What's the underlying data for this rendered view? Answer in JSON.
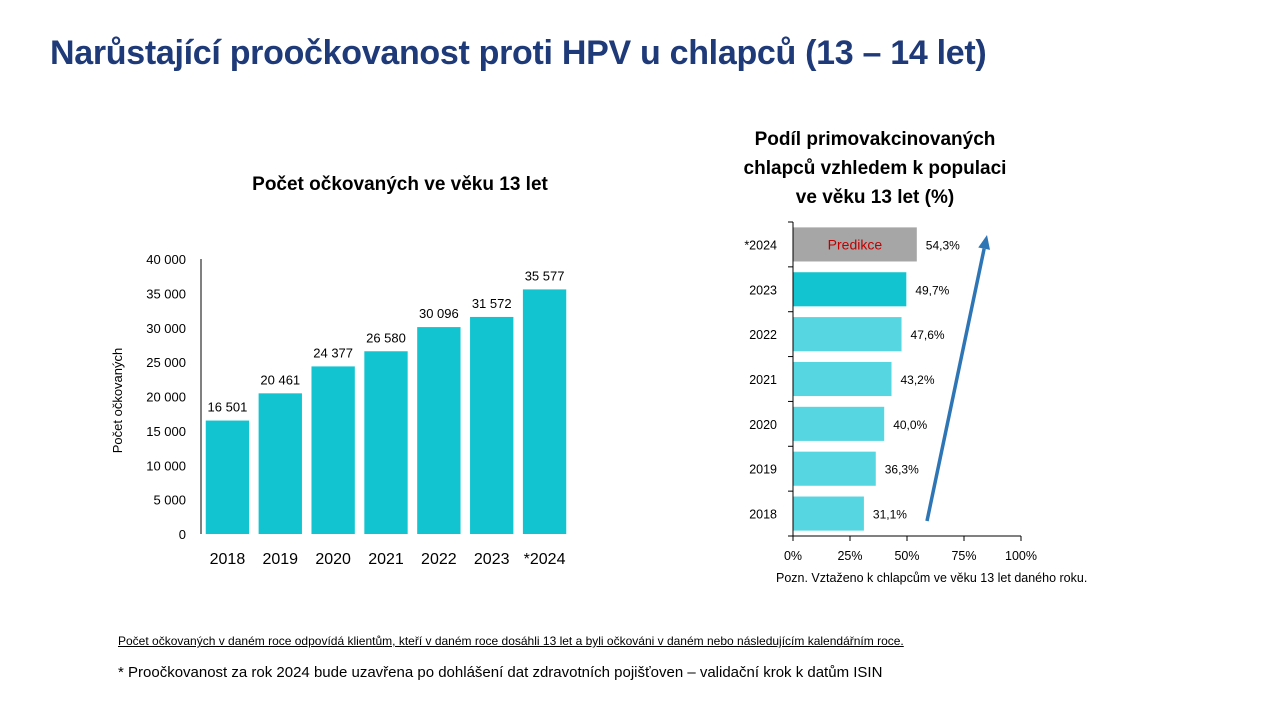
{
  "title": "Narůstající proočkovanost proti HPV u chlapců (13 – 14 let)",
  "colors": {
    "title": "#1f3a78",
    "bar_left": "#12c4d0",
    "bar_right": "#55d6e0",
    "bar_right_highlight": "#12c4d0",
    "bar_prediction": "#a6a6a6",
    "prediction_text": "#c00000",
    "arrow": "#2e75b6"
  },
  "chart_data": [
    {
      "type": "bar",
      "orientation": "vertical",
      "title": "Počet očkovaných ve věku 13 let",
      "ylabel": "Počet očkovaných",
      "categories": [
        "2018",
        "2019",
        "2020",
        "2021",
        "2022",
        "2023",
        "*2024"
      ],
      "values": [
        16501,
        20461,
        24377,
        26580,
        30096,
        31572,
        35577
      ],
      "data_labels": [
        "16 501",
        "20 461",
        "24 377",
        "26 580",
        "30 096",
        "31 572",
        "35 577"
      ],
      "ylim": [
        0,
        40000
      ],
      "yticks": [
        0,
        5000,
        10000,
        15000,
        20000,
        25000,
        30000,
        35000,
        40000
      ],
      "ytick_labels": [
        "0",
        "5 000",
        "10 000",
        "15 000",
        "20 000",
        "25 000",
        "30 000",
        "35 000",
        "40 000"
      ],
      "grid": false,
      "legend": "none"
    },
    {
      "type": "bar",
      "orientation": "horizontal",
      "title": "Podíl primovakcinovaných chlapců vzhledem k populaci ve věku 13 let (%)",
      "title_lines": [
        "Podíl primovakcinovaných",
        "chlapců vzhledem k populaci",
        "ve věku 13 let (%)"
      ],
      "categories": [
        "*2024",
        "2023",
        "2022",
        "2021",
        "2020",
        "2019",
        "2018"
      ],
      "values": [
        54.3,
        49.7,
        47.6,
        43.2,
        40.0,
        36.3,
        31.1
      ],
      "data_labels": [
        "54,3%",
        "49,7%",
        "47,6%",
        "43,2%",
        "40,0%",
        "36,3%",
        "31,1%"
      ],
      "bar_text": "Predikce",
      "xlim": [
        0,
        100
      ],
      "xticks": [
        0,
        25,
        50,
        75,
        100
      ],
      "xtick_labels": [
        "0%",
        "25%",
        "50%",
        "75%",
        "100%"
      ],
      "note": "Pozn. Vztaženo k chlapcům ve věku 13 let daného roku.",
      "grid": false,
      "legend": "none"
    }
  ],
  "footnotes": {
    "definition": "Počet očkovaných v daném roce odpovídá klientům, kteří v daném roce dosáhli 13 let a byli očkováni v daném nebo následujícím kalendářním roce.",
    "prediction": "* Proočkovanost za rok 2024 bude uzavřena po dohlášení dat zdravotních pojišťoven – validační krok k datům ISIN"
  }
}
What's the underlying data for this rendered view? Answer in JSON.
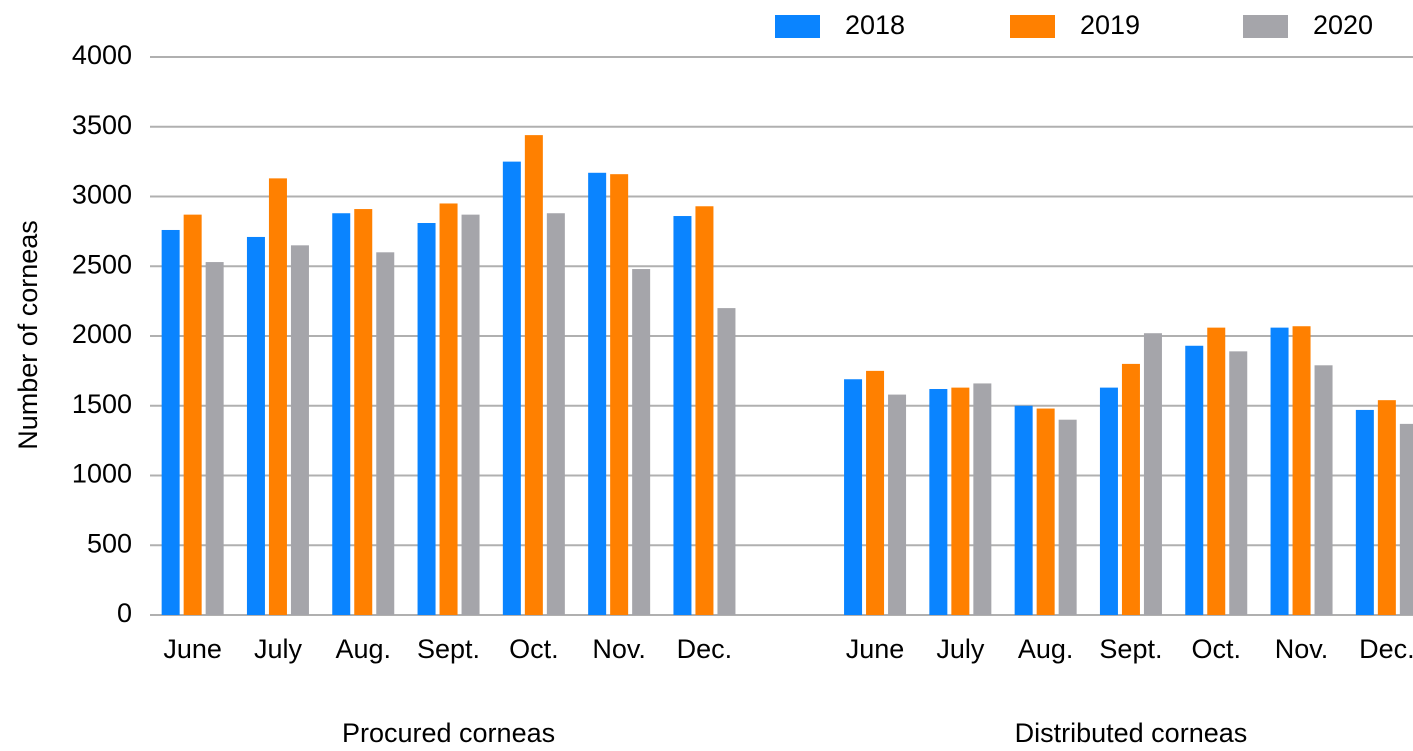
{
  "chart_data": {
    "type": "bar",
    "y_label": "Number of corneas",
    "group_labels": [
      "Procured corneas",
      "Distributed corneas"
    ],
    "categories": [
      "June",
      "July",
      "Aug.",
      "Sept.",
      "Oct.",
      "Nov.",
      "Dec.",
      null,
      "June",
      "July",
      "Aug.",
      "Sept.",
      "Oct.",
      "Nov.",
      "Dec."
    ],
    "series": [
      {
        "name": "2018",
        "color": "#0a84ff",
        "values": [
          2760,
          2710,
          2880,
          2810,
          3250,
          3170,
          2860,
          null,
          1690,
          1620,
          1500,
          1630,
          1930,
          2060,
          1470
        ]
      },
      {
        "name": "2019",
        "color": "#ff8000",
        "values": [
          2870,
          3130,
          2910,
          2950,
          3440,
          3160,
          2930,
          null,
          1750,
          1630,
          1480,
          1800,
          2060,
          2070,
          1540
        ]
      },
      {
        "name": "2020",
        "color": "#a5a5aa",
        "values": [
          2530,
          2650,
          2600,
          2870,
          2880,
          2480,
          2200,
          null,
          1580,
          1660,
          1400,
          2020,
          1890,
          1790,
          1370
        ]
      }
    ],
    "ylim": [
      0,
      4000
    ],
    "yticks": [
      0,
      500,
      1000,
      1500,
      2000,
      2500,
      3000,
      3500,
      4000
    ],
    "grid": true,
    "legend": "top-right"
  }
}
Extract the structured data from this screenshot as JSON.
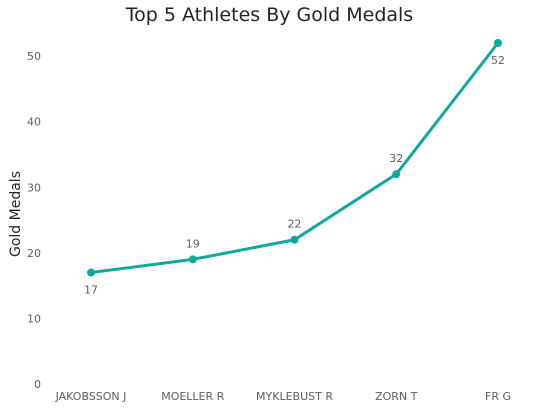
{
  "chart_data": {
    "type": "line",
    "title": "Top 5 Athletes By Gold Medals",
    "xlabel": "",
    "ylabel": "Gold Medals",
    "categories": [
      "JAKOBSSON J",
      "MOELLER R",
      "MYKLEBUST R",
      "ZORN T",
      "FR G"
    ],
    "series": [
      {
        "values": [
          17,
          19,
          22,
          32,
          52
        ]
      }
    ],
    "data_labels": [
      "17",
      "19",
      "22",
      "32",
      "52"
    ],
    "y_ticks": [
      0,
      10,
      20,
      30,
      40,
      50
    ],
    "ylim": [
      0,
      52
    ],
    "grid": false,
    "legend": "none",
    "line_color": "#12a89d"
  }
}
------------------------------------------------
> _GIVEN EXERCISE_
Begin with the line that contains "Extract the structured" and copy every line through the end of the listing, exactly as written, both ends included. Pictures are not part of the copy.

> _IN RESPONSE_
Extract the structured data from this screenshot as JSON.
{
  "chart_data": {
    "type": "line",
    "title": "Top 5 Athletes By Gold Medals",
    "xlabel": "",
    "ylabel": "Gold Medals",
    "categories": [
      "JAKOBSSON J",
      "MOELLER R",
      "MYKLEBUST R",
      "ZORN T",
      "FR G"
    ],
    "series": [
      {
        "values": [
          17,
          19,
          22,
          32,
          52
        ]
      }
    ],
    "data_labels": [
      "17",
      "19",
      "22",
      "32",
      "52"
    ],
    "y_ticks": [
      0,
      10,
      20,
      30,
      40,
      50
    ],
    "ylim": [
      0,
      52
    ],
    "grid": false,
    "legend": "none",
    "line_color": "#12a89d"
  }
}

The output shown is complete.